● EXERCISE REQUIREMENTS
**A.** Retype the portion of the Suikoden passage from "The transition between" to "number of reasons.".
**B.** According to the Suikoden passage, how many recruitable characters does the game feature?

● SUPPLIED PASSAGE

The transition between the 2D rpgs of the SNES and Megadrive era into the Playstation generation was very much an interesting period for the genre. Some chose to try to bring three dimensions to the platform and flashy FMV sequences (both of which would date horribly) whilst others focused on producing more content on their 2D games that didn’t push the system to its limits. Suikoden firmly fits into the ‘more is better’ category for a number of reasons.
Released unexpectedly in 1995 and looking like a SNES era rpg in almost every way (in others less visually appealing than some of the later games on that last-gen system) it’s a surprise that Suikoden is as good as it is. Whilst it certainly has its flaws the game lays the groundwork for an impressive tale set across a sprawling world and featuring no less than 108 recruitable characters, most of which can be added to your party. This was Pokemon before there even was a Pokemon, and the game made sure that almost every character had a background and motivation of their own, even if it was as little as wanting to be the NPC who says ‘welcome to the village’ each time you meet them.

● SOURCE EXCERPT
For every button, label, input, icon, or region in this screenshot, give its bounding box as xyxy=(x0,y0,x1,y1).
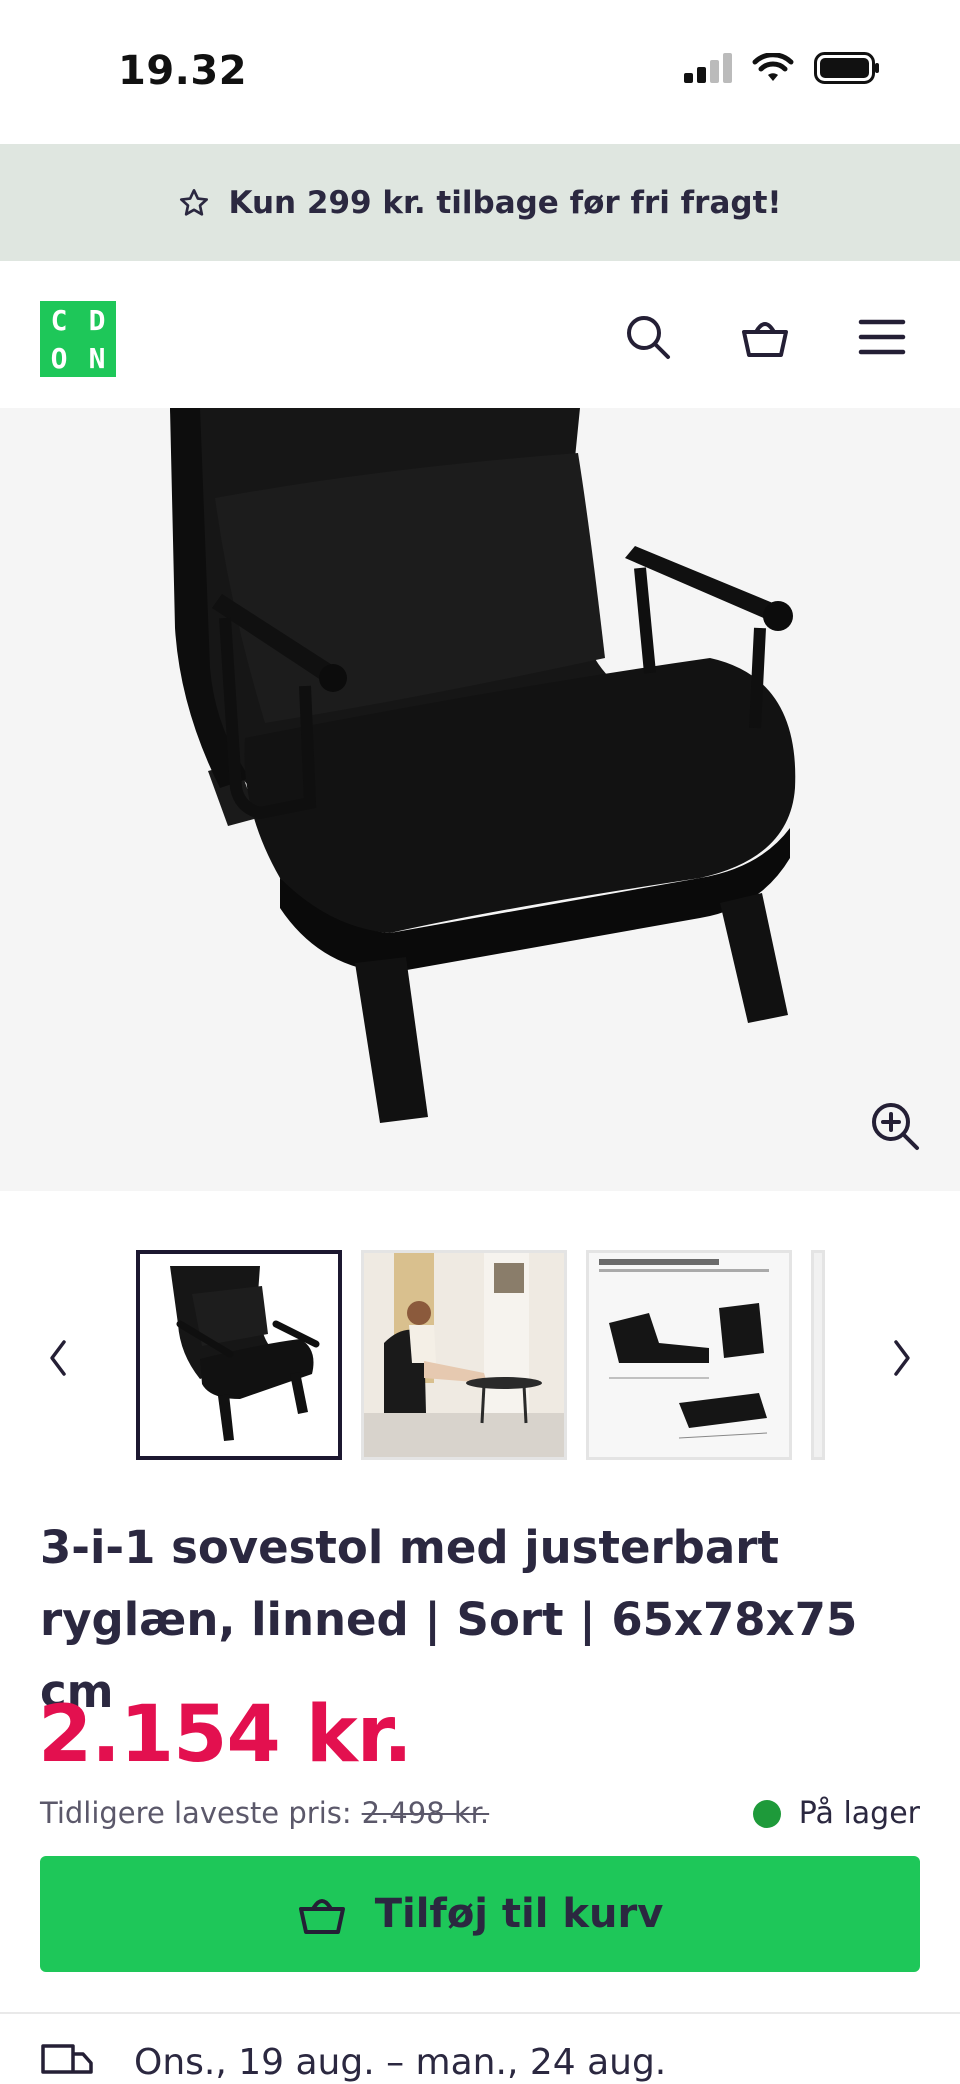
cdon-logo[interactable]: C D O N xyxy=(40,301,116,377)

● FINAL RESULTS
**A.**
The transition between the 2D rpgs of the SNES and Megadrive era into the Playstation generation was very much an interesting period for the genre. Some chose to try to bring three dimensions to the platform and flashy FMV sequences (both of which would date horribly) whilst others focused on producing more content on their 2D games that didn’t push the system to its limits. Suikoden firmly fits into the ‘more is better’ category for a number of reasons.

**B.** 108